State the number of lines below in which the word "USDT" appears. Nothing else belongs in the answer.

* * * * * * * * *

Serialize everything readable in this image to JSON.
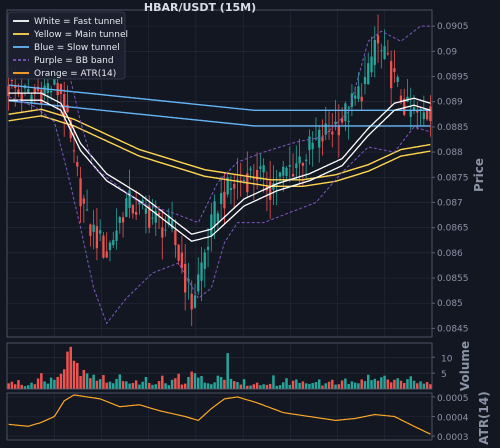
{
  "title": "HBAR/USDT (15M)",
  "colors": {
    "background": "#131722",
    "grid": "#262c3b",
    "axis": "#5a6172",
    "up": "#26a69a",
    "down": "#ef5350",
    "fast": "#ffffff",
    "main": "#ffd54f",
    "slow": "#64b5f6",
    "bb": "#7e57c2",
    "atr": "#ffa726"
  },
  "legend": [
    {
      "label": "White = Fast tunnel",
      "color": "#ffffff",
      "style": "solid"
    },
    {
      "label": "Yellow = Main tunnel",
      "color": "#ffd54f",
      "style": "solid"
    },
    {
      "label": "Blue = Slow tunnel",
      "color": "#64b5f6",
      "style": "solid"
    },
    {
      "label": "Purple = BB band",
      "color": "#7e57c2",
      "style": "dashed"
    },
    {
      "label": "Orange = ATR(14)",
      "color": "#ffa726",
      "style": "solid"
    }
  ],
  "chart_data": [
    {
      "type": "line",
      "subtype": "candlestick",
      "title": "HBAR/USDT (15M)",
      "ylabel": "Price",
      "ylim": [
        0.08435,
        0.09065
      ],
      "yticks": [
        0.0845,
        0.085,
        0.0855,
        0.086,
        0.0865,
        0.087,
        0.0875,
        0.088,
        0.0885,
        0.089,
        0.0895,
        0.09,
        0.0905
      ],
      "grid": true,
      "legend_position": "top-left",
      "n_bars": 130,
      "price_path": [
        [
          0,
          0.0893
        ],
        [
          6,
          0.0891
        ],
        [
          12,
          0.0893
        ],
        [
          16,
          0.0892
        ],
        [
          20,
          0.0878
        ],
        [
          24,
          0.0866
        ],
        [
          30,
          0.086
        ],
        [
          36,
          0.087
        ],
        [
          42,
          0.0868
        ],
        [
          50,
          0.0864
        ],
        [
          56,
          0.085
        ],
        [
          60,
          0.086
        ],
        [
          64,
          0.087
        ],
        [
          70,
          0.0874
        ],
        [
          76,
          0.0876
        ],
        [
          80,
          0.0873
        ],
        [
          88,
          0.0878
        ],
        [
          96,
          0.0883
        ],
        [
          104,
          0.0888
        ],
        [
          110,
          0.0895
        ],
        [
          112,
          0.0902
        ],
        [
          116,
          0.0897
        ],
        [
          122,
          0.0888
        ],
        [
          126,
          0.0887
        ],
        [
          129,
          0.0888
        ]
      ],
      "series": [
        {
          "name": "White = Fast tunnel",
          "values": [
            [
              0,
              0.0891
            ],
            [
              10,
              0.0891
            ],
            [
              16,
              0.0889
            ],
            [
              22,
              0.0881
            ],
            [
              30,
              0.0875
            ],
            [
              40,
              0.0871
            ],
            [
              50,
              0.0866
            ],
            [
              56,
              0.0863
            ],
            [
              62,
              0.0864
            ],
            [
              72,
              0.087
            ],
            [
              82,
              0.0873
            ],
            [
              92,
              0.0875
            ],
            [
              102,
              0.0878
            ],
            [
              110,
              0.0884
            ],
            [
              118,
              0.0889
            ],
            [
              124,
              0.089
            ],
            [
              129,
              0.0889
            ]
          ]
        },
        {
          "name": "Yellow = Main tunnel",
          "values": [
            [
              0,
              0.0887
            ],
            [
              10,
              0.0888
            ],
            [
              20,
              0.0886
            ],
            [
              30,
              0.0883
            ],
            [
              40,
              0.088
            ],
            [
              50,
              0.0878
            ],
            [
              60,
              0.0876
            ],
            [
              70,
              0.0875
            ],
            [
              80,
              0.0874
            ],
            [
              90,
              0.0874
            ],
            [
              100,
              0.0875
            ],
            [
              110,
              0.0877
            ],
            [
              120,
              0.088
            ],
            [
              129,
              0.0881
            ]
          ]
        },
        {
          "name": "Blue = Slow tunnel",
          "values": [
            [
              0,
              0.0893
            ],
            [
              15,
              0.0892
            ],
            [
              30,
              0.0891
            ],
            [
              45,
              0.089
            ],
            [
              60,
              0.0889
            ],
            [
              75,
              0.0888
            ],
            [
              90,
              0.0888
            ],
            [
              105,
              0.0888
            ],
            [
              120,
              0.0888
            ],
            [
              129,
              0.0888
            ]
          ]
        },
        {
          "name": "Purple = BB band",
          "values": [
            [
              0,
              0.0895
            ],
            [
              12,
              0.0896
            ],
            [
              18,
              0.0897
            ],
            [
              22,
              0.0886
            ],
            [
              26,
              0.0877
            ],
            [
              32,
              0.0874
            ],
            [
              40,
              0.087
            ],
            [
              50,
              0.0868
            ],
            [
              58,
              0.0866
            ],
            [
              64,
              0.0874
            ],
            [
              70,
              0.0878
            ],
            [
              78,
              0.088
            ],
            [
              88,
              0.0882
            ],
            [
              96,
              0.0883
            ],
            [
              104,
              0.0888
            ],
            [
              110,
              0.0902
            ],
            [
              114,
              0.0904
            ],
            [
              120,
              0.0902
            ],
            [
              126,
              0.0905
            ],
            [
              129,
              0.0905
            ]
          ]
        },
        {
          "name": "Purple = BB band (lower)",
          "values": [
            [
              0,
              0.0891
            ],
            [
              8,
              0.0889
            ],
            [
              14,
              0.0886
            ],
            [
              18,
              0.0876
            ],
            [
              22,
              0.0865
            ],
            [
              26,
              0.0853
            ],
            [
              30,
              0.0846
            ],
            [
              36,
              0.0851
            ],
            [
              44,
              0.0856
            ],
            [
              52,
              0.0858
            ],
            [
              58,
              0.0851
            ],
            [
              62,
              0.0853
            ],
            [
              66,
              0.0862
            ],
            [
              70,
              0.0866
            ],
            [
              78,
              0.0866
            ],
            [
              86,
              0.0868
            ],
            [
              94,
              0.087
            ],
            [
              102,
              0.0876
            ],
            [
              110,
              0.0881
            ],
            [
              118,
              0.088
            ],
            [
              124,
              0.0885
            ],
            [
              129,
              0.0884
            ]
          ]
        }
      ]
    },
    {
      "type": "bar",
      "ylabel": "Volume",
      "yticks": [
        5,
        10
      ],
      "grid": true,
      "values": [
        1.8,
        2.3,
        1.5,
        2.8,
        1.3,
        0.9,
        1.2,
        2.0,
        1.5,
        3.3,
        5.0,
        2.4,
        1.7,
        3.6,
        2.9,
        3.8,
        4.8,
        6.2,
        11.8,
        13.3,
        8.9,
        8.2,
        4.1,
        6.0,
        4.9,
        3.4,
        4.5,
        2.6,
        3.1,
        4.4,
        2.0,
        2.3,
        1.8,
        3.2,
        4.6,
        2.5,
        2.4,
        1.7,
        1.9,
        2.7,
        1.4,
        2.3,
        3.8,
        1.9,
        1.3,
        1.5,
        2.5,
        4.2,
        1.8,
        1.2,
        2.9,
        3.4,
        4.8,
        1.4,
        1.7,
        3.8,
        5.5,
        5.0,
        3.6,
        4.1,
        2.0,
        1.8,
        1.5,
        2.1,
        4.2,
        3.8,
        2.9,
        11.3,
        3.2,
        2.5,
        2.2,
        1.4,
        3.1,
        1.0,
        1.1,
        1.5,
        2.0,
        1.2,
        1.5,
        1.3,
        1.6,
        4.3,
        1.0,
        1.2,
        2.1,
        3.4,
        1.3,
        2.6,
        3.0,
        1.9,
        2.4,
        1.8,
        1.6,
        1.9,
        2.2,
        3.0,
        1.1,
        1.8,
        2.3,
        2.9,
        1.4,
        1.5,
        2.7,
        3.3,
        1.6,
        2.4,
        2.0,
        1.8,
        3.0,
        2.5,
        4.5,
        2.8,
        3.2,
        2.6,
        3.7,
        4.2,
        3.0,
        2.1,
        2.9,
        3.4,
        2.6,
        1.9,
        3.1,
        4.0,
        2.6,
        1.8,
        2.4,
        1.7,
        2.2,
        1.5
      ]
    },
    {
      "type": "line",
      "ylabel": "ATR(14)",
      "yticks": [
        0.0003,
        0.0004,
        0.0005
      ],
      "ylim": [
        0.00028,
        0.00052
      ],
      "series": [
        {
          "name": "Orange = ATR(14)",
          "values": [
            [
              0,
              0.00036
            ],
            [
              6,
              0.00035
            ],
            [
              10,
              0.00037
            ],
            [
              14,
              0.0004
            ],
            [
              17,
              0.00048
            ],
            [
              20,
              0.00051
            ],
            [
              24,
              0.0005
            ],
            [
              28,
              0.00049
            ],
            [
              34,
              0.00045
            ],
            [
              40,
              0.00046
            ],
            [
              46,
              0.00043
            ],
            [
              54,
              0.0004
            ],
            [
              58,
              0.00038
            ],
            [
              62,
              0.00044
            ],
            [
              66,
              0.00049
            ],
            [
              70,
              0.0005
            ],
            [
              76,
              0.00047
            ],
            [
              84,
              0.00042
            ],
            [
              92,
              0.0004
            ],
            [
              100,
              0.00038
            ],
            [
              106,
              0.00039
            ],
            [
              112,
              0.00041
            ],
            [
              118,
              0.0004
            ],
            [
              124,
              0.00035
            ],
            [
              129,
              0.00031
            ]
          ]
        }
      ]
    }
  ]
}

* * * * * * * * *

- [Response to the task]:
2